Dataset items
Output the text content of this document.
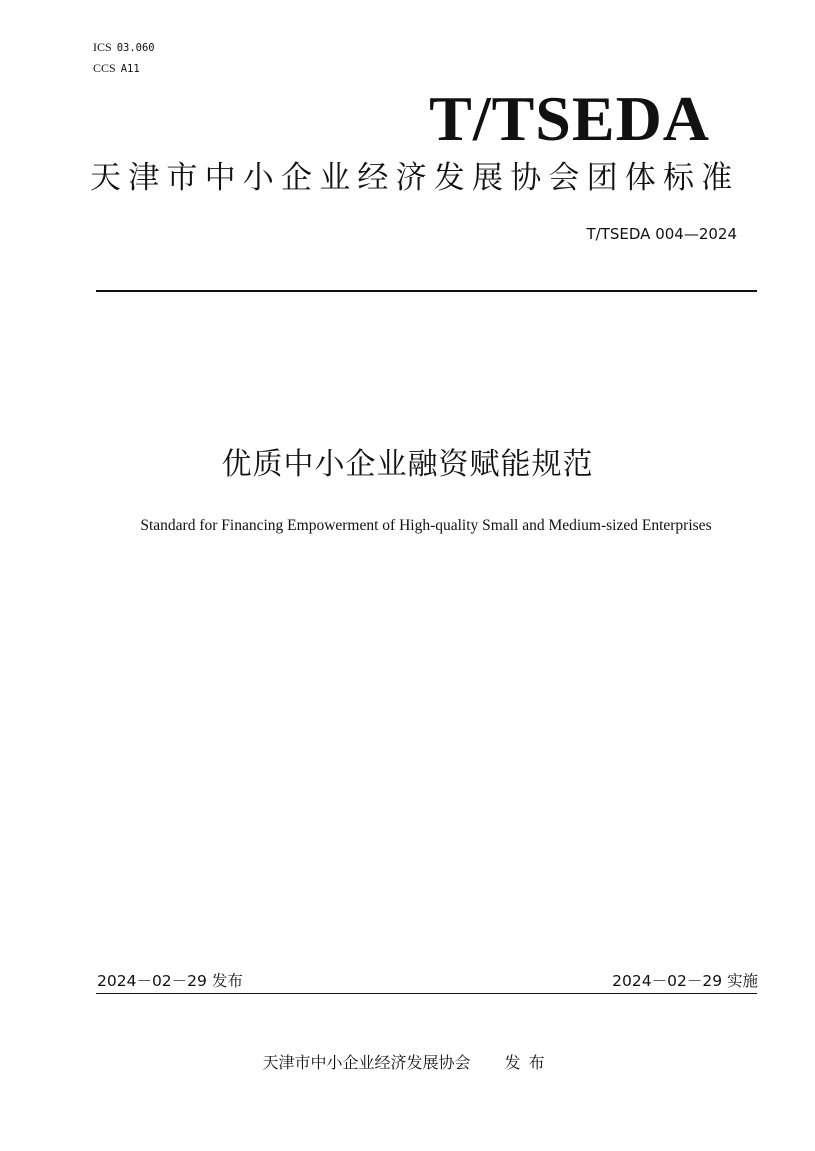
ICS 03.060
CCS A11
T/TSEDA
天津市中小企业经济发展协会团体标准
T/TSEDA 004—2024
优质中小企业融资赋能规范
Standard for Financing Empowerment of High-quality Small and Medium-sized Enterprises
2024－02－29 发布	2024－02－29 实施
天津市中小企业经济发展协会 发布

**WORK TO COMPLETE:** Repeat the data above exactly, but not the pictures.

**EXERCISE RESULT:**
Output the text content of this document.
ICS 03.060
CCS A11
T/TSEDA
天津市中小企业经济发展协会团体标准
T/TSEDA 004—2024
优质中小企业融资赋能规范
Standard for Financing Empowerment of High-quality Small and Medium-sized Enterprises
2024－02－29 发布	2024－02－29 实施
天津市中小企业经济发展协会 发布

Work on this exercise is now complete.